* _RECORDS PROVIDED_
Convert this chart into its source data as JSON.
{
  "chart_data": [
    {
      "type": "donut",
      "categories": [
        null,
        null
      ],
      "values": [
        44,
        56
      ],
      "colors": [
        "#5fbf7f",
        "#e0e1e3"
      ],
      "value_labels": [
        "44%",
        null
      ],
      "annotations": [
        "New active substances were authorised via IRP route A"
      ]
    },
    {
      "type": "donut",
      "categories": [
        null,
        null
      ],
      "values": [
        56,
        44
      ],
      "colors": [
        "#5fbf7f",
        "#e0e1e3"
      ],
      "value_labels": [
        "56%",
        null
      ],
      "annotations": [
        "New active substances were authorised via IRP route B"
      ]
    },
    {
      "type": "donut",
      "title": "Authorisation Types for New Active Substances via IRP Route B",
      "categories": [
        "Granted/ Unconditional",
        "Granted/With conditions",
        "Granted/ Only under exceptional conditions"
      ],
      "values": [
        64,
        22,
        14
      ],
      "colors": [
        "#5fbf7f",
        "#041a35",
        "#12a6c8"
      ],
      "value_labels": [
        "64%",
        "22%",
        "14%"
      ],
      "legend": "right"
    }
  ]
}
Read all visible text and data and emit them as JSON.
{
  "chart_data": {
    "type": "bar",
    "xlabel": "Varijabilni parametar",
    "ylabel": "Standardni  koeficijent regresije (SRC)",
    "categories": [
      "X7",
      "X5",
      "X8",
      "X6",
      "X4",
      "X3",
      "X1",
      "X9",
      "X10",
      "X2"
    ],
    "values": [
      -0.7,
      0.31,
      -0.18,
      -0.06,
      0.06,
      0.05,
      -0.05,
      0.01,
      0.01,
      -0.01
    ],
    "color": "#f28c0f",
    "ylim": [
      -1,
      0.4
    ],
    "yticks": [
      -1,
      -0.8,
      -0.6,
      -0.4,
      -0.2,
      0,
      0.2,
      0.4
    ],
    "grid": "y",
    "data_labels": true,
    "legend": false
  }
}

* _SET PROBLEM_
Only the lines from the one that contains "Read all visible" through the last line should be repeated, each exactly as it stands, with both ends included.

* _RESPONSE_
Read all visible text and data and emit them as JSON.
{
  "chart_data": {
    "type": "bar",
    "xlabel": "Varijabilni parametar",
    "ylabel": "Standardni  koeficijent regresije (SRC)",
    "categories": [
      "X7",
      "X5",
      "X8",
      "X6",
      "X4",
      "X3",
      "X1",
      "X9",
      "X10",
      "X2"
    ],
    "values": [
      -0.7,
      0.31,
      -0.18,
      -0.06,
      0.06,
      0.05,
      -0.05,
      0.01,
      0.01,
      -0.01
    ],
    "color": "#f28c0f",
    "ylim": [
      -1,
      0.4
    ],
    "yticks": [
      -1,
      -0.8,
      -0.6,
      -0.4,
      -0.2,
      0,
      0.2,
      0.4
    ],
    "grid": "y",
    "data_labels": true,
    "legend": false
  }
}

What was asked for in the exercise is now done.